++++ TEXTE DU DOCUMENT ++++

Le collectif rappelle que la libre circulation de la connaissance figure dans son ADN :
"SavoirsCom1 a été fondé à l'origine par des professionnels des bibliothèques et de la documentation qui étaient naturellement engagés dans ces questions. Pouvoir accéder à la culture et à la connaissance constitue un droit de l'homme à part entière, mais son exercice reste trop souvent entravé par de nombreuses barrières économiques, juridiques ou techniques".
Parmi les sujets qui fâchent, la question de la rémunération des auteurs est au coeur du débat. Selon une récente étude réalisée à partir des données de l'Agessa (la sécurité sociale des auteurs), 87 % des auteurs touchent moins de 4 000 euros en droits par an. Résultat : seulement 5 % d'entre eux sont en mesure de vivre de leur plume !
Une autre étude du ministère de la Culture souligne que 67 % des auteurs ont une autre activité professionnelle pour subvenir à leurs besoins. Un constat qui conduit SavoirsCom1 à militer pour un modèle de contribution qui permettrait de rémunérer les artistes tout en autorisant le partage des oeuvres et les usages transformatifs :
"Il est de plus en plus difficile de distinguer les amateurs des professionnels et nous avons aujourd'hui une situation paradoxale avec des amateurs qui vivent de leurs créations et des professionnels qui n'en vivent pas. Cela appelle à repenser en profondeur la distribution des revenus !"
La gratuité, c'est le vol !
Aux antipodes de ces positions, le Syndicat national de l'édition (SNE) s'insurge :
"Faire du droit d'auteur l'exception et le droit à piller la règle : tel est le projet défendu par la Commission européenne et le futur projet de loi français sur le numérique". Pour le SNE, les ambitions philanthropiques de la révision du droit d'auteur dissimulent en réalité des intérêts bien plus opportunistes : "Au nom d'une prétendue modernité, les banques de données des géants du web profiteront d'exceptions élargies et exproprieront les auteurs".
Le Syndicat national de l'édition a confié à l'avocat Richard Malka le soin de mener le combat contre la révision du droit d'auteur. Dans un ouvrage librement téléchargeable et intitulé "La gratuité, c'est le vol", Richard Malka écarte toute idée de régime d'exception au profit des bibliothèques :
"Si, au travers d'une nouvelle exception, l'inscription à une bibliothèque permettait d'accéder à des livres numériques sans aucune limitation de durée ou de nombre de lecteurs simultanés d'un même titre, pourquoi un usager continuerait-il d'acheter des livres numériques, voire des livres imprimés ? La légalisation du piratage aboutirait au même résultat".

++++ DONNÉES EXTRAITES ++++

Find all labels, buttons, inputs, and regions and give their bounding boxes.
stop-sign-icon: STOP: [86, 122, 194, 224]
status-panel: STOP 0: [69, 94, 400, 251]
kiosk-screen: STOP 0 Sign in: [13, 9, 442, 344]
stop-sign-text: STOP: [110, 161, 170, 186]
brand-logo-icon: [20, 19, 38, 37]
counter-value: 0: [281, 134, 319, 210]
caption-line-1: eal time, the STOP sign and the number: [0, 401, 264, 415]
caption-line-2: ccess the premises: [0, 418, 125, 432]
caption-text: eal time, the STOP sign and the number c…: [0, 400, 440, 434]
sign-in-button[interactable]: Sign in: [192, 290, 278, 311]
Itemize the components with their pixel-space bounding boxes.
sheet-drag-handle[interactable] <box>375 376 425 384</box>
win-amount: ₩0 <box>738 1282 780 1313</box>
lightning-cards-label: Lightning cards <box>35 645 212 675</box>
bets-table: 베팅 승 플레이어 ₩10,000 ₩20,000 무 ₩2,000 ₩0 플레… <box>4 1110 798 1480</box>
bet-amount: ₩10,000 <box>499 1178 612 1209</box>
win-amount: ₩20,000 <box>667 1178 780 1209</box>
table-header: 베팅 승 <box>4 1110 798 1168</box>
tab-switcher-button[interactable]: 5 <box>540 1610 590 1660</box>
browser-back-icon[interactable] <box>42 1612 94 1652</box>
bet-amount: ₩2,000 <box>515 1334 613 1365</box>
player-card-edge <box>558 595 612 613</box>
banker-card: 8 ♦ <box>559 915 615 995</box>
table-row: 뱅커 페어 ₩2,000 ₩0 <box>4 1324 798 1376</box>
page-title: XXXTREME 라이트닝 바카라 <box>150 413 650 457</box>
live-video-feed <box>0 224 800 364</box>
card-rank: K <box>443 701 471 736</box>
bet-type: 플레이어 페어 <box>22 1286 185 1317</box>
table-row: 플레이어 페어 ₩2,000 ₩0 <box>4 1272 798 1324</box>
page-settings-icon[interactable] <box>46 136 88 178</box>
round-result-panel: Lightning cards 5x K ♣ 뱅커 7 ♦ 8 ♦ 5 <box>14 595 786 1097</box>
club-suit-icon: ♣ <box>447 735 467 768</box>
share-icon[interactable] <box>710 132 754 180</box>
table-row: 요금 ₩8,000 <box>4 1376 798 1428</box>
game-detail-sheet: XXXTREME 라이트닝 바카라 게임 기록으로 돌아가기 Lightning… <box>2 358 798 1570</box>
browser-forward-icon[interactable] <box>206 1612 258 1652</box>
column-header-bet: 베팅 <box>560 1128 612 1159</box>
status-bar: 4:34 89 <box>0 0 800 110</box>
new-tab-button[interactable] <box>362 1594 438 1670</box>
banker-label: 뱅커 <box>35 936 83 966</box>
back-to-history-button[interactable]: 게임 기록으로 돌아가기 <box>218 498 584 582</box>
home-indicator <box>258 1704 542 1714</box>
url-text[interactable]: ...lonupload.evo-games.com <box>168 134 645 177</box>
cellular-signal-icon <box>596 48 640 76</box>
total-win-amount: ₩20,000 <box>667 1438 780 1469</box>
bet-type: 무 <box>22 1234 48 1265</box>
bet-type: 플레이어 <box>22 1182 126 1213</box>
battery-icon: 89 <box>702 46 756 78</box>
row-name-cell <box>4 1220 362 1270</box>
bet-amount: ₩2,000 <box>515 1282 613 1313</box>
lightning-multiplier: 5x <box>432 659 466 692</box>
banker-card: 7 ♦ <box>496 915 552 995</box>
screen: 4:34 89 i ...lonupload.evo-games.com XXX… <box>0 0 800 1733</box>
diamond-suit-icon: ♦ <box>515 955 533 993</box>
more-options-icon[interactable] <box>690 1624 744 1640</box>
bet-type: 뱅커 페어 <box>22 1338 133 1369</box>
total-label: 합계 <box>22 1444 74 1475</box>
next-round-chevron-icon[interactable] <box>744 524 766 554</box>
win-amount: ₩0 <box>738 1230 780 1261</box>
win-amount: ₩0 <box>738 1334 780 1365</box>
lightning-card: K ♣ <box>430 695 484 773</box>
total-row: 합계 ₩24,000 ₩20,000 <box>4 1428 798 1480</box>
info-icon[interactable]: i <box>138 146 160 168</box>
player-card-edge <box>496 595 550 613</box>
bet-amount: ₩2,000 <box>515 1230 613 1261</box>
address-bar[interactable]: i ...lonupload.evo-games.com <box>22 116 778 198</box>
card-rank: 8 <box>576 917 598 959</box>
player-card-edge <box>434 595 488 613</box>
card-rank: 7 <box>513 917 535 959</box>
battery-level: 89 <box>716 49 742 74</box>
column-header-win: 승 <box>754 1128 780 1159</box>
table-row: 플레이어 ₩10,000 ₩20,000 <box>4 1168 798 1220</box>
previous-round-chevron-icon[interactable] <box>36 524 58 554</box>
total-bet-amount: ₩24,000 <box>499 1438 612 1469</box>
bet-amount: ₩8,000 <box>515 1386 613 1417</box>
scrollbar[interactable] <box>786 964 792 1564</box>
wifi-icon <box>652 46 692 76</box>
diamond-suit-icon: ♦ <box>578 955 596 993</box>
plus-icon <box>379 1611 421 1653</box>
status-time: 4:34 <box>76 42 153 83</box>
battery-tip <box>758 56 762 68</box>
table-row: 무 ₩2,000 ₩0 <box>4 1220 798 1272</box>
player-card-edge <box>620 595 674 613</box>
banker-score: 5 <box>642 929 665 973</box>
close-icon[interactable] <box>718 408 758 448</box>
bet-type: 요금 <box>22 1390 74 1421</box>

++++

* CONSIGNES À SUIVRE:
[1] Réécrivez le passage du texte sur le droit d'auteur qui commence aux mots "Une autre étude" et se termine après "c'est le vol !", en remplaçant "amateurs" par "non-professionnels".
[2] Rédigez la suite du texte sur le droit d'auteur en partant de sa dernière phrase.

* RÉPONSES AUX CONSIGNES:
[1]
Une autre étude du ministère de la Culture souligne que 67 % des auteurs ont une autre activité professionnelle pour subvenir à leurs besoins. Un constat qui conduit SavoirsCom1 à militer pour un modèle de contribution qui permettrait de rémunérer les artistes tout en autorisant le partage des oeuvres et les usages transformatifs :
"Il est de plus en plus difficile de distinguer les non-professionnels des professionnels et nous avons aujourd'hui une situation paradoxale avec des non-professionnels qui vivent de leurs créations et des professionnels qui n'en vivent pas. Cela appelle à repenser en profondeur la distribution des revenus !"
La gratuité, c'est le vol !

[2]
Aux yeux de l'avocat, les bibliothèques doivent plutôt rejoindre le dispositif PNB... en dépit des nombreuses critiques formulées par une partie des bibliothécaires à l'encontre du Prêt numérique en bibliothèque. Dans le même esprit, Richard Malka est défavorable à la possibilité de consulter des oeuvres numérisées hors des murs de la bibliothèque :
"Cela reviendrait, par exemple, à permettre la consultation des ouvrages de la Pléiade à tous les étudiants et chercheurs de France, sans contrepartie pour les auteurs".
Quant aux pratiques de data mining (fouille de données), elles aussi font l'objet d'un refus catégorique. La possibilité de procéder à des extractions d'oeuvres protégées pour en produire de nouvelles données n'est tout simplement pas envisageable :
"Une telle exception au droit d’auteur n’est nullement nécessaire alors que les éditeurs autorisent déjà l’usage de leurs banques de données dans le cadre de licences contrôlées", fait valoir l'avocat.
A ce jour, les positions sont tranchées et chaque camp se livre à une bataille d'influence auprès des parlementaires, des associations professionnelles et des usagers. Le débat déborde largement des frontières françaises et l'issue pourrait se jouer dans les mois qui viennent à l'échelon européen.